* REQUIRED TASK *
Say how many lines of the material below contain the word "handle", with no other words.

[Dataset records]
——
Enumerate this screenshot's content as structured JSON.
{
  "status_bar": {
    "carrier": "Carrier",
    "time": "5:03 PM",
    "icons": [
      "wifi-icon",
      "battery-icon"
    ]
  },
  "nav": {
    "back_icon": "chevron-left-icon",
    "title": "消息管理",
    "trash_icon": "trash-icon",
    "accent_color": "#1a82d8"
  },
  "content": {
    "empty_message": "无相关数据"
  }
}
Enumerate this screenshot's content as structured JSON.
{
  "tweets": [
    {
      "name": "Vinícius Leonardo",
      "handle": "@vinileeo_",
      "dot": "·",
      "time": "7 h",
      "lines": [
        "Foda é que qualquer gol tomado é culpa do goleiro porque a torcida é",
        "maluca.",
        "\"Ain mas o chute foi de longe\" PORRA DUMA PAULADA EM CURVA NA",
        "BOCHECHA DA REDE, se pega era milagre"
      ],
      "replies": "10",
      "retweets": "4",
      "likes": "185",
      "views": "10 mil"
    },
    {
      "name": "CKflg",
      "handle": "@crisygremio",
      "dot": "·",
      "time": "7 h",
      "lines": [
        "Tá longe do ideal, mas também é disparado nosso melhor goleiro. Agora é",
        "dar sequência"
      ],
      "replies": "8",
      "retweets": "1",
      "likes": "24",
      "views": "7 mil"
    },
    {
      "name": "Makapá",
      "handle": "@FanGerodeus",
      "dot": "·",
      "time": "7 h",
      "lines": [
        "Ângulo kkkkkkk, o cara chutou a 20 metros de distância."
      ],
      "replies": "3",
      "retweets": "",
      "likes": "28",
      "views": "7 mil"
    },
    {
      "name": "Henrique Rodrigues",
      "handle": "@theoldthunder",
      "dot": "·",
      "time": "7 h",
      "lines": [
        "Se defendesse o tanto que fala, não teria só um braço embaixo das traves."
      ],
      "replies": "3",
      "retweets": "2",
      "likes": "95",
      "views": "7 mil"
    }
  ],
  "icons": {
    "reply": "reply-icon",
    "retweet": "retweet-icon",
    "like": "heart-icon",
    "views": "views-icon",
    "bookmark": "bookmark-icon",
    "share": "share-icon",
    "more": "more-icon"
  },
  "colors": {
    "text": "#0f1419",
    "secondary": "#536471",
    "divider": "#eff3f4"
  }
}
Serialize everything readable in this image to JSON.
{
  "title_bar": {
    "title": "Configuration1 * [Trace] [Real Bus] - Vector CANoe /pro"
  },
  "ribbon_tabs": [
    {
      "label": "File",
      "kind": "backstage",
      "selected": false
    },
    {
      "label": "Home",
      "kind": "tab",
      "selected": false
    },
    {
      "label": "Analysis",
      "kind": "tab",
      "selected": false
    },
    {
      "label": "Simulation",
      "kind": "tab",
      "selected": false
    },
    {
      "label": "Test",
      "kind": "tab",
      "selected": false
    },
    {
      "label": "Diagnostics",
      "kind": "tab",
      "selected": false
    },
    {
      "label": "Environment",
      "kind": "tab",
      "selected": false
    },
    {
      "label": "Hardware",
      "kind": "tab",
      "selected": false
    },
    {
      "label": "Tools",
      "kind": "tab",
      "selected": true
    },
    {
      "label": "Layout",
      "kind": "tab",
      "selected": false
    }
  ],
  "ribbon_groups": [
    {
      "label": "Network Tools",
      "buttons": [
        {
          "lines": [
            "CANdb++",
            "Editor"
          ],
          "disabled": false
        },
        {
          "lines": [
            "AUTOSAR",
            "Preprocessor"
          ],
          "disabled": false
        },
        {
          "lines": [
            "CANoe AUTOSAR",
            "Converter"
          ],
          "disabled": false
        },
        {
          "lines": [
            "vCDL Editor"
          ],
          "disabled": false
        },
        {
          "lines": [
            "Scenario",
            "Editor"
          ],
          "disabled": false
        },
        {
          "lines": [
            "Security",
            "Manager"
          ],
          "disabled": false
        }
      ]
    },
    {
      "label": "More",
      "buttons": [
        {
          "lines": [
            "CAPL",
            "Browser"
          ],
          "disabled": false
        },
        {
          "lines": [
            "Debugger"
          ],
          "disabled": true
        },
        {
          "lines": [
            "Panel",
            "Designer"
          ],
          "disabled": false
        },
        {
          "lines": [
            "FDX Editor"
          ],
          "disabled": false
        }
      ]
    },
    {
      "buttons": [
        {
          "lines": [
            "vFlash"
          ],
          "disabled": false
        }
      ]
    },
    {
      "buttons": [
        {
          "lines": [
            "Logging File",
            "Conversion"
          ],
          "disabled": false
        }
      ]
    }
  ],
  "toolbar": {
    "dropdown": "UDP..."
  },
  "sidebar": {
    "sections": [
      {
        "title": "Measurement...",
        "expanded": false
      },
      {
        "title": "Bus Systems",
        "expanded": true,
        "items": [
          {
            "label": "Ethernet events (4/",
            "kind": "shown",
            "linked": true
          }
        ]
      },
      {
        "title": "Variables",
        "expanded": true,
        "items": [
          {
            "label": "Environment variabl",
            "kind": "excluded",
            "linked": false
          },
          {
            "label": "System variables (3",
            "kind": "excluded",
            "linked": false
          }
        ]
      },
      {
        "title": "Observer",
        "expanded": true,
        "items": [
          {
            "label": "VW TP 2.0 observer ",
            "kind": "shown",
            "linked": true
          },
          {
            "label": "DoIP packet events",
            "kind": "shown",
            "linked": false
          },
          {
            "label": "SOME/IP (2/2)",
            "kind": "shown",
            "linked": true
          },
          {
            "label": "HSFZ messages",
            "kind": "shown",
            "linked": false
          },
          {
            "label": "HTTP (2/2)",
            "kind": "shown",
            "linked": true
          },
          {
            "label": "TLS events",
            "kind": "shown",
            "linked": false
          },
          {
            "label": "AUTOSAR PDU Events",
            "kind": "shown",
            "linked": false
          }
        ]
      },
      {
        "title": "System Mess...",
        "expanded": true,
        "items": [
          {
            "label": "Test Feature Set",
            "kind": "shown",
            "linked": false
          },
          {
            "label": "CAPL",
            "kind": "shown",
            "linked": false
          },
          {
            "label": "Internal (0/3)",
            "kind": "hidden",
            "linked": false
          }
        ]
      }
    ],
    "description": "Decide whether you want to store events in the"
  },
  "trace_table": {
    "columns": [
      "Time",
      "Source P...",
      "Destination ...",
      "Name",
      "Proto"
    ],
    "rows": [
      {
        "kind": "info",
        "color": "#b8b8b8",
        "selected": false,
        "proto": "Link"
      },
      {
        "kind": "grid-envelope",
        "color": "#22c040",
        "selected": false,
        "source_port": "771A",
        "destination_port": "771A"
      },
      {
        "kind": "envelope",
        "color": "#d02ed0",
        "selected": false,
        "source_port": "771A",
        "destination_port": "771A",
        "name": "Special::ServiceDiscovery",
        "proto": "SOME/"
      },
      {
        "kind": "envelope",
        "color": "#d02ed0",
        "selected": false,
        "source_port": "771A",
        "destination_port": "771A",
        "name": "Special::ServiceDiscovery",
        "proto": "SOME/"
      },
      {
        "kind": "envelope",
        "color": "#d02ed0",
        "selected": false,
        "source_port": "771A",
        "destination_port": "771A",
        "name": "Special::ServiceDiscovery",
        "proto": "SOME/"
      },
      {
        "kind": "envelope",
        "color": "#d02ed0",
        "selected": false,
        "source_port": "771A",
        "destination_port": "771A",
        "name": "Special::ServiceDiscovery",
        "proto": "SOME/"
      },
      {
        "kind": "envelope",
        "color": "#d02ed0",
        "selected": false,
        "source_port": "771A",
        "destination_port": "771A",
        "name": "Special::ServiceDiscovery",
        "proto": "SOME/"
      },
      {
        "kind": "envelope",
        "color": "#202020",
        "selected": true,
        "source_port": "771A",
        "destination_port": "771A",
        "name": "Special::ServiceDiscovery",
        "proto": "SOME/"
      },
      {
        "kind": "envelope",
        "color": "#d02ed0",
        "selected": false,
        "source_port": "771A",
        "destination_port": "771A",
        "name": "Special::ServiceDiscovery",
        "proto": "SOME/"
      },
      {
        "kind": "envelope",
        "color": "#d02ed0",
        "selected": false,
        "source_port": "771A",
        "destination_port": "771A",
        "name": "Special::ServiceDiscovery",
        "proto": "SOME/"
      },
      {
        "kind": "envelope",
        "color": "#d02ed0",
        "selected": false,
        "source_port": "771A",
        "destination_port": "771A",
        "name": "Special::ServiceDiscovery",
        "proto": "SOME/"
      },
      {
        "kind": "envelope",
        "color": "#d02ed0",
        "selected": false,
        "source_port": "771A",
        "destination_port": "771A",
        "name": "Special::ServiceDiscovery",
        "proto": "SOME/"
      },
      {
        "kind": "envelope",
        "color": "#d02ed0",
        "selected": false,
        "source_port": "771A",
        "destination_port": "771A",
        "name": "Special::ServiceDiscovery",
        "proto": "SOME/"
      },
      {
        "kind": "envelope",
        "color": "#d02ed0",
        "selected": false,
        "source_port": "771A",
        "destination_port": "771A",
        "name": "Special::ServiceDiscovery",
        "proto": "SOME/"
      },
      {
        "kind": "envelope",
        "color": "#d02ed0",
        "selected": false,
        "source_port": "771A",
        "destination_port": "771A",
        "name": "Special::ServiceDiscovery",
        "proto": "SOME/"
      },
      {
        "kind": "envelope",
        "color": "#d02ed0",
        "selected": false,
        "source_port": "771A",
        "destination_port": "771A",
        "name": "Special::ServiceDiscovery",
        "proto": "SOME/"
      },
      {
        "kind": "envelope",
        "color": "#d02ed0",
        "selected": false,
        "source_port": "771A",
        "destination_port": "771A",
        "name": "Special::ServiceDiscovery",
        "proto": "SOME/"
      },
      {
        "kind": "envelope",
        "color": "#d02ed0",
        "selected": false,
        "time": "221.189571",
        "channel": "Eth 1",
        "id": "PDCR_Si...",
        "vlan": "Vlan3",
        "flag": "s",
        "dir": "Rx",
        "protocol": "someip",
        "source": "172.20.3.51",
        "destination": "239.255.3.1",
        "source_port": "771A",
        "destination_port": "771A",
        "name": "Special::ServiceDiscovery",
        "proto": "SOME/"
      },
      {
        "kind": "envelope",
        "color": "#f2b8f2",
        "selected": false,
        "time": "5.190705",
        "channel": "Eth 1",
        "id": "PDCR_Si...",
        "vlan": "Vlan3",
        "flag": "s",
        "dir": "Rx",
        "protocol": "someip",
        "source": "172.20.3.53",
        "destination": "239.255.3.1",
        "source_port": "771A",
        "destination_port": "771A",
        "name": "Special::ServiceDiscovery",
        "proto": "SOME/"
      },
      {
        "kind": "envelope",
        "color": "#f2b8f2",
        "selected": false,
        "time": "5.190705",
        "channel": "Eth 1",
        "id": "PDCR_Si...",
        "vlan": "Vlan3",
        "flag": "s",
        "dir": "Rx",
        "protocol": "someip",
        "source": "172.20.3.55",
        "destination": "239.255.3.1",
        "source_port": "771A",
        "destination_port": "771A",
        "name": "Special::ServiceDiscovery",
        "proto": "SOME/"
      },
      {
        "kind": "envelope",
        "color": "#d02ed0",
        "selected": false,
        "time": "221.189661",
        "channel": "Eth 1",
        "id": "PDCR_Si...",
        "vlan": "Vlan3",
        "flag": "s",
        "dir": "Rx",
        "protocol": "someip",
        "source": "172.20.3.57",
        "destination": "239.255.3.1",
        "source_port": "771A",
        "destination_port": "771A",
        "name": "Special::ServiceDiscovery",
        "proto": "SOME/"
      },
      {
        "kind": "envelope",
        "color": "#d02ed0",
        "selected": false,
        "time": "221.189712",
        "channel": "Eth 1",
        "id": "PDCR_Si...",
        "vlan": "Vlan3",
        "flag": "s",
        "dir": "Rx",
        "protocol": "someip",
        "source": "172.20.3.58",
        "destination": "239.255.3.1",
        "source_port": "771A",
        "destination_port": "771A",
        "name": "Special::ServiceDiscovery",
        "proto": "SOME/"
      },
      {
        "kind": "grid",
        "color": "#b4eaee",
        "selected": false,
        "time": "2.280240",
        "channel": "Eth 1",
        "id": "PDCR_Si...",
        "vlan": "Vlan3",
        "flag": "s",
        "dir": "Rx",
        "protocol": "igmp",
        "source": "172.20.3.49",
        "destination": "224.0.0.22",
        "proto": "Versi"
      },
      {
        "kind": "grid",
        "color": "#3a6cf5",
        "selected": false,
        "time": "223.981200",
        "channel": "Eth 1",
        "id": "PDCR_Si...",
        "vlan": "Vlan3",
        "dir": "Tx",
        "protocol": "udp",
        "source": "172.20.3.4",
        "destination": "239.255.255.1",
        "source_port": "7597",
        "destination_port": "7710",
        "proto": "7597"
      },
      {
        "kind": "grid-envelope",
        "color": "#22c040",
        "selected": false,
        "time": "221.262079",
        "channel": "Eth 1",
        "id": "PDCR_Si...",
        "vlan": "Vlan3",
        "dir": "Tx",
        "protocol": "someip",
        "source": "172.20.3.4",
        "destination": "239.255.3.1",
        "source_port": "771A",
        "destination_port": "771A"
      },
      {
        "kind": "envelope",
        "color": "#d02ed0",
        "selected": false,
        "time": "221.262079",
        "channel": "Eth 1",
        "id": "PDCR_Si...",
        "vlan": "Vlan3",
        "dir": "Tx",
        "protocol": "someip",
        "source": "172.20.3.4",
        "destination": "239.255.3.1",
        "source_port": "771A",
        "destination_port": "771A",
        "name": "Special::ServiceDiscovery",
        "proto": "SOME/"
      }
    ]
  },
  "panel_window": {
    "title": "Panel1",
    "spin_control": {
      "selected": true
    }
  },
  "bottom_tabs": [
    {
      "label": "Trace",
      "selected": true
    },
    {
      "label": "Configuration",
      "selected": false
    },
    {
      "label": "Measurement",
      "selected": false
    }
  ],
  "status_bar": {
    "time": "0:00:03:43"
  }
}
——
* ANSWER TO THIS EXERCISE *
4